▸ Request
Scan the records and identify every line in which the string "Запоріжжя" occurs, then return those lines.
--- Begin Supplied material ---
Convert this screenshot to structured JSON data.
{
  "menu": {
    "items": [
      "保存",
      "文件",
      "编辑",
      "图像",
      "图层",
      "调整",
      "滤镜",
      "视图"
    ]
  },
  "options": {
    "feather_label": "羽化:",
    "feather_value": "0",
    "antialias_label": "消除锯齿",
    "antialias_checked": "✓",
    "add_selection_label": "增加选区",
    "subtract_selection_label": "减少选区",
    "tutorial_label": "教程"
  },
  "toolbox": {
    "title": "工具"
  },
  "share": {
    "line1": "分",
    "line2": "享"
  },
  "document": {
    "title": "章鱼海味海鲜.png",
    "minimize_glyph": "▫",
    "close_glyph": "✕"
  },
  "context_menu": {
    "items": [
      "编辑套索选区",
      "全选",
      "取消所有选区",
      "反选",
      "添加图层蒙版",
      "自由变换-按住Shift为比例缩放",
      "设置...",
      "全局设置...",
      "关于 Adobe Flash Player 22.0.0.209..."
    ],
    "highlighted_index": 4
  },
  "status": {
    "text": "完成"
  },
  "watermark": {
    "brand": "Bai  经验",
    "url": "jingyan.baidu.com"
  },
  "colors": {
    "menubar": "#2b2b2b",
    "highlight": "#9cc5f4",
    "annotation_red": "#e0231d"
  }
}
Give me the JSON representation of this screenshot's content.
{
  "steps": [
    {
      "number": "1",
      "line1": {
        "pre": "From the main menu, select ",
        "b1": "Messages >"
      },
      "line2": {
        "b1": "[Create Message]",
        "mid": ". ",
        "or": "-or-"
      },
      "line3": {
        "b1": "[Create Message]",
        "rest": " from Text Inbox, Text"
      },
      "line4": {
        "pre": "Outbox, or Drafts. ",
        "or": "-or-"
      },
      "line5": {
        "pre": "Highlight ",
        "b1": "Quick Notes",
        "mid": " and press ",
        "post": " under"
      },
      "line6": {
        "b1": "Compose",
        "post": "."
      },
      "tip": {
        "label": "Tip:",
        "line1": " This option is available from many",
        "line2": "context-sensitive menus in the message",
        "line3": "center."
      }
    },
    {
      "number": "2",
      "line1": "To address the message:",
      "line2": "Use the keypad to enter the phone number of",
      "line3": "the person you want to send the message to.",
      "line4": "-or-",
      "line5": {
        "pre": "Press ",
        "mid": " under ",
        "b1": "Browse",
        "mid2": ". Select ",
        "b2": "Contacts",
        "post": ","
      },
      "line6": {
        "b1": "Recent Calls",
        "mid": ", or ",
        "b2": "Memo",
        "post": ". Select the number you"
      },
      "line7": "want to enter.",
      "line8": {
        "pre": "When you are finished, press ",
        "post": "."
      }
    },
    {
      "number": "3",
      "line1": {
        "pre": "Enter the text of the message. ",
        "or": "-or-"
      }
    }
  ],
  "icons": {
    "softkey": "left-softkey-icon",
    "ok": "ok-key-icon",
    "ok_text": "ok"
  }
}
--- End Supplied material ---
--- Begin Supplied material ---
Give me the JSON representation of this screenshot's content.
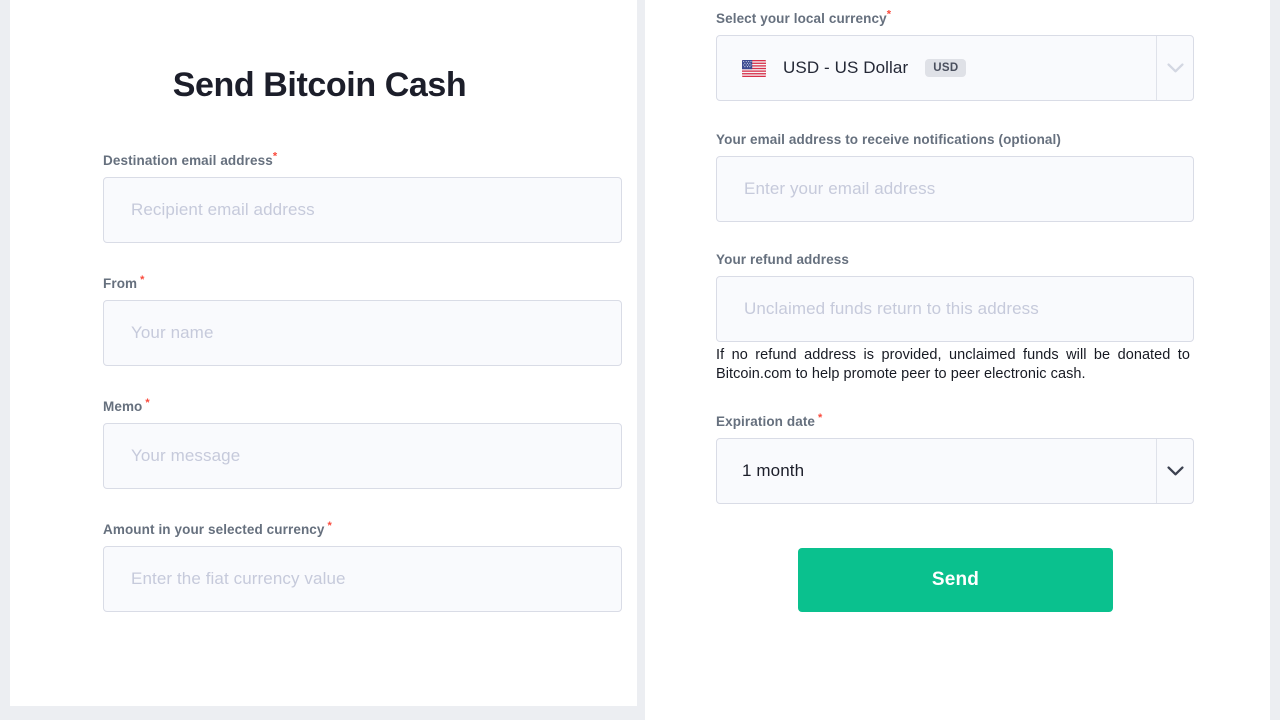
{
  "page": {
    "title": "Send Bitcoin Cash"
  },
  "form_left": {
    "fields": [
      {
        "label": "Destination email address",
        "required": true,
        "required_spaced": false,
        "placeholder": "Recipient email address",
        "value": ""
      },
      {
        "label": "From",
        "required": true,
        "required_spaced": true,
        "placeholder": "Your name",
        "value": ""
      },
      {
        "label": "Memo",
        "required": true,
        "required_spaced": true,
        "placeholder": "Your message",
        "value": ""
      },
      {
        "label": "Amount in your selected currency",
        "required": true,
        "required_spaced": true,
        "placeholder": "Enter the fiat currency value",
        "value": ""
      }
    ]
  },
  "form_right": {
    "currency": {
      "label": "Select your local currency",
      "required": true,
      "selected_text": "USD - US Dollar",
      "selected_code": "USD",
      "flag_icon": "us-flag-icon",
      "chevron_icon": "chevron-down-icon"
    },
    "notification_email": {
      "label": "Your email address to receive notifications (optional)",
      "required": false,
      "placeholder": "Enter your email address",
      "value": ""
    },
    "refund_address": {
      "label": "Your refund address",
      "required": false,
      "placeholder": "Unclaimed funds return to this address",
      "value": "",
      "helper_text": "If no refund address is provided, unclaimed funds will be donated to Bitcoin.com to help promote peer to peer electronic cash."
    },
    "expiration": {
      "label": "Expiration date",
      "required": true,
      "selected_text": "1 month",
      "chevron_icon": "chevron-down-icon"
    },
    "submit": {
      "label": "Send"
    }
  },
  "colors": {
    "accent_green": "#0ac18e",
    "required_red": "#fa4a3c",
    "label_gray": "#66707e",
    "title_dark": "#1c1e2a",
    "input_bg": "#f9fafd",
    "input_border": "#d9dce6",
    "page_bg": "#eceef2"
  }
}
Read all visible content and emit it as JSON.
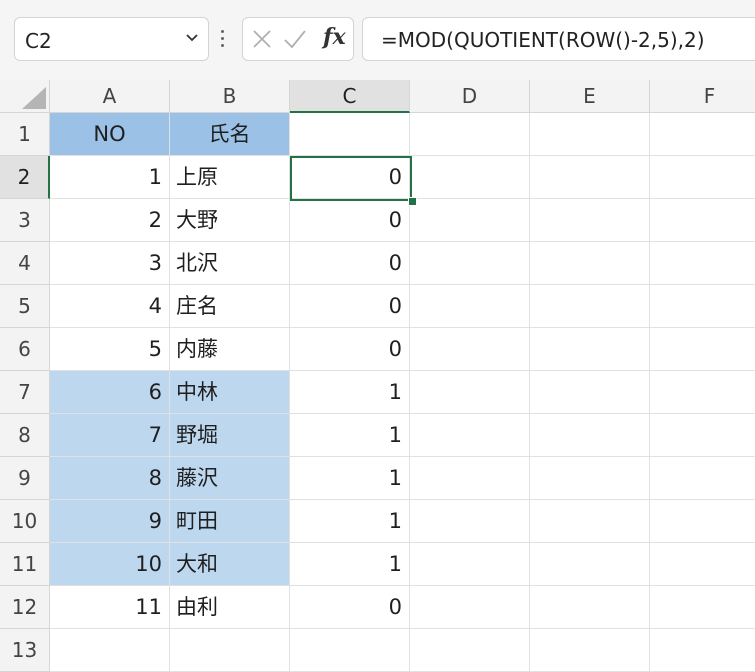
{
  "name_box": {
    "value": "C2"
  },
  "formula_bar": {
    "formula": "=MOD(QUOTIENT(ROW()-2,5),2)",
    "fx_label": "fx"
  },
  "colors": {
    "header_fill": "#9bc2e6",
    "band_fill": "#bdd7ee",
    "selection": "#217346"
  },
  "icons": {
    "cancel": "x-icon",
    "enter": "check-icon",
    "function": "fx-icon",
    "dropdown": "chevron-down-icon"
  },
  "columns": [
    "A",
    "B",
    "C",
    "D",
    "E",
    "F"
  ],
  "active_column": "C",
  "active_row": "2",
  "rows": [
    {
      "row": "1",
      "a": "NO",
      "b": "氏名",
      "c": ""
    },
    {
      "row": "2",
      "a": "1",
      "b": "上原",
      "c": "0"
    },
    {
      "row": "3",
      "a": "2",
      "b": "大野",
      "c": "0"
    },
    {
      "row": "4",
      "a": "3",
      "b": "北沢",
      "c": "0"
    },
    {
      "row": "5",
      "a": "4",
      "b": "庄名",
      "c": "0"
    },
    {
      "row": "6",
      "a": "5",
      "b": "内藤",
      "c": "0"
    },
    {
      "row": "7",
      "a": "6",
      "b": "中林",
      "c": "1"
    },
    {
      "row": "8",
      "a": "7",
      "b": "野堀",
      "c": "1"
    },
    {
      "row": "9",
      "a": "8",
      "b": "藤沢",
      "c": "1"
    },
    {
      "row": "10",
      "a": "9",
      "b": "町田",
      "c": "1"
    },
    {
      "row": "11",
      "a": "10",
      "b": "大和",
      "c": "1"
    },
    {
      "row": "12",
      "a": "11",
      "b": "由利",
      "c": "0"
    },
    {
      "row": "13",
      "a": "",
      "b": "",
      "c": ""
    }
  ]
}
--- End Supplied material ---
--- Begin Supplied material ---
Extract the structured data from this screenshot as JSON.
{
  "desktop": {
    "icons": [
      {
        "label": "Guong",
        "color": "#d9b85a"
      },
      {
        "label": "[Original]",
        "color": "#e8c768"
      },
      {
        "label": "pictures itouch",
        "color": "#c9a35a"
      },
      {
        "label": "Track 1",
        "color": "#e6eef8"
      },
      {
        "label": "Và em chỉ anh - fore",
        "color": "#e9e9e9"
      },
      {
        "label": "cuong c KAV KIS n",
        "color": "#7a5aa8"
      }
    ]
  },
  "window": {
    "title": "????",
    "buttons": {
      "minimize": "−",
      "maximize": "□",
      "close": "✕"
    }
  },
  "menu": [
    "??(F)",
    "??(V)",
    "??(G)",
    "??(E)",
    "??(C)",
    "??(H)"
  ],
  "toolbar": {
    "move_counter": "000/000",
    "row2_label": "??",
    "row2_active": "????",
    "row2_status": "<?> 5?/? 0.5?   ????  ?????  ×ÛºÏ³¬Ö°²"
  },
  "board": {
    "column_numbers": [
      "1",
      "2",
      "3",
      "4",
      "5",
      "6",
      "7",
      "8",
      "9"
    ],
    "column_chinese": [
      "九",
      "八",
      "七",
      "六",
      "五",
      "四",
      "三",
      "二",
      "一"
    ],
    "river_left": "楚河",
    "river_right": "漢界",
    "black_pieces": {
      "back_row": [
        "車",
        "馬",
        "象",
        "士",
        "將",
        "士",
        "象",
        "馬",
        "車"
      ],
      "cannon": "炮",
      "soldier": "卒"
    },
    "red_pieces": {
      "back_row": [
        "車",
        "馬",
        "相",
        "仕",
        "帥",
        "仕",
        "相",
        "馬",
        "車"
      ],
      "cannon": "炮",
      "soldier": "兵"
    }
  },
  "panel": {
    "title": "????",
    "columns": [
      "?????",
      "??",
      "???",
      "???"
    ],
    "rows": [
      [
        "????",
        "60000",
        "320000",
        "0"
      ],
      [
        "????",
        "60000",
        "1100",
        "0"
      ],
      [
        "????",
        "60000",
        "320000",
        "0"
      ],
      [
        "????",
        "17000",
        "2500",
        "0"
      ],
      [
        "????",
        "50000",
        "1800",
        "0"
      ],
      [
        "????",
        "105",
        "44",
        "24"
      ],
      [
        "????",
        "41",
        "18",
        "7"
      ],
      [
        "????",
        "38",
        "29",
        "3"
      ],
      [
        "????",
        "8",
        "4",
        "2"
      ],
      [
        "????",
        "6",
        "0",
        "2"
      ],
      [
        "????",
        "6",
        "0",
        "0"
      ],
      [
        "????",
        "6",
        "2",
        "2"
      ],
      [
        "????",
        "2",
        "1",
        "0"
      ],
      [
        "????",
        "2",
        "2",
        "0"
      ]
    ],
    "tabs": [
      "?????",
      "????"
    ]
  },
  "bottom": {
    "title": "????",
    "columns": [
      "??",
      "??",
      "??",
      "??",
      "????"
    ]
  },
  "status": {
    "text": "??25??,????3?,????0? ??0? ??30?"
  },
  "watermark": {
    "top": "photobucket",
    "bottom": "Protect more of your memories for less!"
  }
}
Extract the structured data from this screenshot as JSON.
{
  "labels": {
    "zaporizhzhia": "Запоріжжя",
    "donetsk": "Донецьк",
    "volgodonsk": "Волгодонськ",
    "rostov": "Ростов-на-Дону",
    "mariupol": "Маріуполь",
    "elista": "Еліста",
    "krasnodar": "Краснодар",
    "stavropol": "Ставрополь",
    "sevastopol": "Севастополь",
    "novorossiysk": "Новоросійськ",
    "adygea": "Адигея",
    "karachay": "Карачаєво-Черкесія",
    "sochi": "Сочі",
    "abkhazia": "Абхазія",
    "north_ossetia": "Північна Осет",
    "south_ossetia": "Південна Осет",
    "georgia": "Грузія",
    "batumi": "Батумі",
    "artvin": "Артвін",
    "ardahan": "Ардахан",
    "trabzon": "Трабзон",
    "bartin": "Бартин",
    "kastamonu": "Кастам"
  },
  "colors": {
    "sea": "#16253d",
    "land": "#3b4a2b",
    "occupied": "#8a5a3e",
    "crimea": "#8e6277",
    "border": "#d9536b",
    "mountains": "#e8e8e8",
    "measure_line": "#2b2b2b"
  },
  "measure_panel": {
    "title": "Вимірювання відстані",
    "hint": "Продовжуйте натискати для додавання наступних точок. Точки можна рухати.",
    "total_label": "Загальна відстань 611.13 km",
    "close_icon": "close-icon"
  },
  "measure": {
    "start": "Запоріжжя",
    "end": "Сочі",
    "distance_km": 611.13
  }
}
--- End Supplied material ---
▸ Written solution
    "zaporizhzhia": "Запоріжжя",
    "start": "Запоріжжя",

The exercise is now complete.